**Given task**
Pull out every line with the word "viejo".

Saved entries
*-*-*

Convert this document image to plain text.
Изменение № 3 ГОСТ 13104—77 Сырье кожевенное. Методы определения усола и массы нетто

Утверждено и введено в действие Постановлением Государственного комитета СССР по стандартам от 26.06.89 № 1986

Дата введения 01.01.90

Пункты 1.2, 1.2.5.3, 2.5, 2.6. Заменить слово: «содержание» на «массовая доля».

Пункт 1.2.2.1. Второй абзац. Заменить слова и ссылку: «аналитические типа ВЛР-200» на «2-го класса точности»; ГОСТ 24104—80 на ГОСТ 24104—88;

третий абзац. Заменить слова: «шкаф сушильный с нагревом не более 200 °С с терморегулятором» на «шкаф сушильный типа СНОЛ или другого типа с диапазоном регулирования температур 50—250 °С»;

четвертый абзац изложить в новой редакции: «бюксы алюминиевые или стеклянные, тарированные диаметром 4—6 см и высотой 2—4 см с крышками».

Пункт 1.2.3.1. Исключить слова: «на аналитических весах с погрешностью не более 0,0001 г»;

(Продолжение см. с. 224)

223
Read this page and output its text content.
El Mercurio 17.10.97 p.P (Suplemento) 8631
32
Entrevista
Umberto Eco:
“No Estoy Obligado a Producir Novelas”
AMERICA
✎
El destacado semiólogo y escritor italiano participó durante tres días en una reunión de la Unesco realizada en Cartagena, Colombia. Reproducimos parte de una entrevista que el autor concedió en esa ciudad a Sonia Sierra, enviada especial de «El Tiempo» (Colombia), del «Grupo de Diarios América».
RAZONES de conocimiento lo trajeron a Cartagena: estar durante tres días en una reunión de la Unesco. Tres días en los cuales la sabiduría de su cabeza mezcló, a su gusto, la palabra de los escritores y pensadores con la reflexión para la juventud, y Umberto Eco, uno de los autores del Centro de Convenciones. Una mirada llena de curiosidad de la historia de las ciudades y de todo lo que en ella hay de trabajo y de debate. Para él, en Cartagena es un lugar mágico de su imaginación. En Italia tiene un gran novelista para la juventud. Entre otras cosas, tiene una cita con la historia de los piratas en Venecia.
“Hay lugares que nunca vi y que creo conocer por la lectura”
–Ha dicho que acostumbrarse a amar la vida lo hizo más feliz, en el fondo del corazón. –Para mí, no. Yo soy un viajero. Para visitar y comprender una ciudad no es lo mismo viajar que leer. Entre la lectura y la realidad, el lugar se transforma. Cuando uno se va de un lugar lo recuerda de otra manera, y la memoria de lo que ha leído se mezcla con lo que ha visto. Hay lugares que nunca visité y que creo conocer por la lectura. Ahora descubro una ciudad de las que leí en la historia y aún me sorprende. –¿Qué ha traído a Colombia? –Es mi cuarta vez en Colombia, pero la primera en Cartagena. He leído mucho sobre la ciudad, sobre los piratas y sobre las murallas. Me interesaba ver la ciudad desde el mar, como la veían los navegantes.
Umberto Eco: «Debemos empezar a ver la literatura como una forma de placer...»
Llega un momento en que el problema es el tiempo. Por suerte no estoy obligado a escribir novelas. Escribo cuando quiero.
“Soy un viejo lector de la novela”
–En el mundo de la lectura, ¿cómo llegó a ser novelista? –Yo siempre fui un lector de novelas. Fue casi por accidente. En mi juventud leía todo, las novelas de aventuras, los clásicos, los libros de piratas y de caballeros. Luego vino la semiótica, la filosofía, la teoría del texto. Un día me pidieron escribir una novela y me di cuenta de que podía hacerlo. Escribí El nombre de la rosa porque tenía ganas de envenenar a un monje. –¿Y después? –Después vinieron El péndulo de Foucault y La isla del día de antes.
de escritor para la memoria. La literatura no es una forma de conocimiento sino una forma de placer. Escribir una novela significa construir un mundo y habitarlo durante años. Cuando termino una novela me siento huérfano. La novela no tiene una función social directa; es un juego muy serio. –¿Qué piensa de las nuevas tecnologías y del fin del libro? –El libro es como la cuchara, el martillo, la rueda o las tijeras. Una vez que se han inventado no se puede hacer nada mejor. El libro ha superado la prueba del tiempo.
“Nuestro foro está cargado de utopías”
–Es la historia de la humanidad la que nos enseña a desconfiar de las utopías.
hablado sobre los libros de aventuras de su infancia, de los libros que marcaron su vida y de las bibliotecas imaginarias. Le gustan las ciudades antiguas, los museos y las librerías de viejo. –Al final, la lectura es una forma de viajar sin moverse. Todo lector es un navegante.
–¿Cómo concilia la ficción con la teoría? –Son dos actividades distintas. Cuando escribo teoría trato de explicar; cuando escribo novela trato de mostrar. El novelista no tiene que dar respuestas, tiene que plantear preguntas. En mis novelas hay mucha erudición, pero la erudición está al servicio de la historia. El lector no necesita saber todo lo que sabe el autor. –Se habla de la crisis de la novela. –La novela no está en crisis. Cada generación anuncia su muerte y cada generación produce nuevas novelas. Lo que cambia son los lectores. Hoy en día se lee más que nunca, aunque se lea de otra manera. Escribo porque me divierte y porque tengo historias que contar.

*-*-*

**Task answer**
“Soy un viejo lector de la novela”
hablado sobre los libros de aventuras de su infancia, de los libros que marcaron su vida y de las bibliotecas imaginarias. Le gustan las ciudades antiguas, los museos y las librerías de viejo. –Al final, la lectura es una forma de viajar sin moverse. Todo lector es un navegante.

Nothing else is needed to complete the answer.